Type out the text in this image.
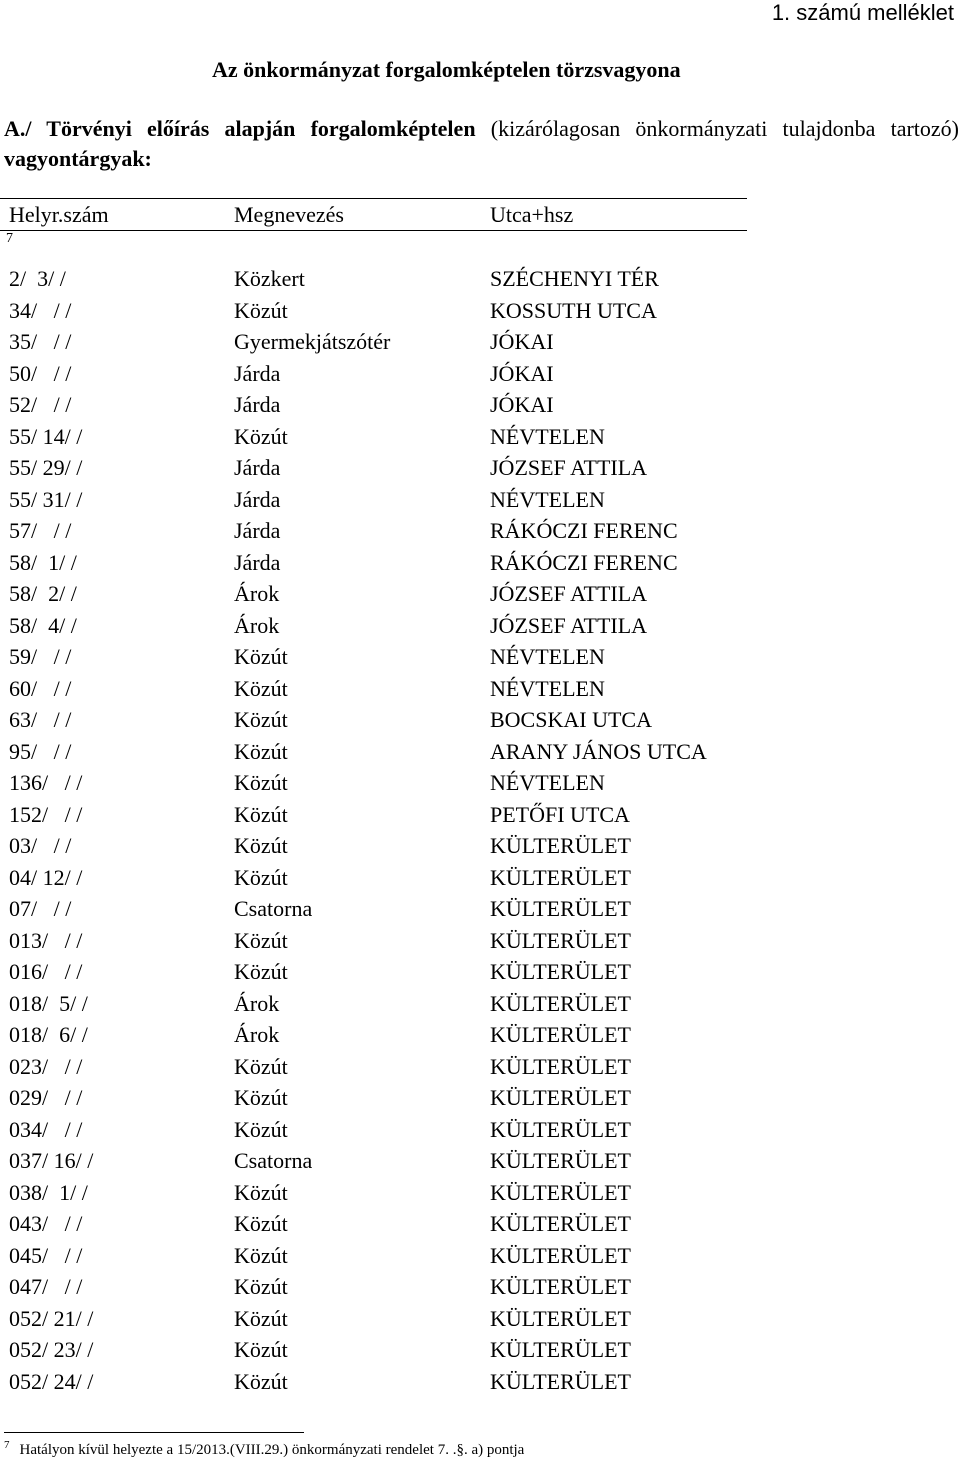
1. számú melléklet
Az önkormányzat forgalomképtelen törzsvagyona
A./ Törvényi előírás alapján forgalomképtelen (kizárólagosan önkormányzati tulajdonba tartozó) vagyontárgyak:
Helyr.szám	Megnevezés	Utca+hsz
7
2/  3/ /	Közkert	SZÉCHENYI TÉR
34/   / /	Közút	KOSSUTH UTCA
35/   / /	Gyermekjátszótér	JÓKAI
50/   / /	Járda	JÓKAI
52/   / /	Járda	JÓKAI
55/ 14/ /	Közút	NÉVTELEN
55/ 29/ /	Járda	JÓZSEF ATTILA
55/ 31/ /	Járda	NÉVTELEN
57/   / /	Járda	RÁKÓCZI FERENC
58/  1/ /	Járda	RÁKÓCZI FERENC
58/  2/ /	Árok	JÓZSEF ATTILA
58/  4/ /	Árok	JÓZSEF ATTILA
59/   / /	Közút	NÉVTELEN
60/   / /	Közút	NÉVTELEN
63/   / /	Közút	BOCSKAI UTCA
95/   / /	Közút	ARANY JÁNOS UTCA
136/   / /	Közút	NÉVTELEN
152/   / /	Közút	PETŐFI UTCA
03/   / /	Közút	KÜLTERÜLET
04/ 12/ /	Közút	KÜLTERÜLET
07/   / /	Csatorna	KÜLTERÜLET
013/   / /	Közút	KÜLTERÜLET
016/   / /	Közút	KÜLTERÜLET
018/  5/ /	Árok	KÜLTERÜLET
018/  6/ /	Árok	KÜLTERÜLET
023/   / /	Közút	KÜLTERÜLET
029/   / /	Közút	KÜLTERÜLET
034/   / /	Közút	KÜLTERÜLET
037/ 16/ /	Csatorna	KÜLTERÜLET
038/  1/ /	Közút	KÜLTERÜLET
043/   / /	Közút	KÜLTERÜLET
045/   / /	Közút	KÜLTERÜLET
047/   / /	Közút	KÜLTERÜLET
052/ 21/ /	Közút	KÜLTERÜLET
052/ 23/ /	Közút	KÜLTERÜLET
052/ 24/ /	Közút	KÜLTERÜLET
$^7$ Hatályon kívül helyezte a 15/2013.(VIII.29.) önkormányzati rendelet 7. .§. a) pontja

Exercise details: Extract every line that has the string "JÓZSEF" in it.

The response:
55/ 29/ /	Járda	JÓZSEF ATTILA
58/  2/ /	Árok	JÓZSEF ATTILA
58/  4/ /	Árok	JÓZSEF ATTILA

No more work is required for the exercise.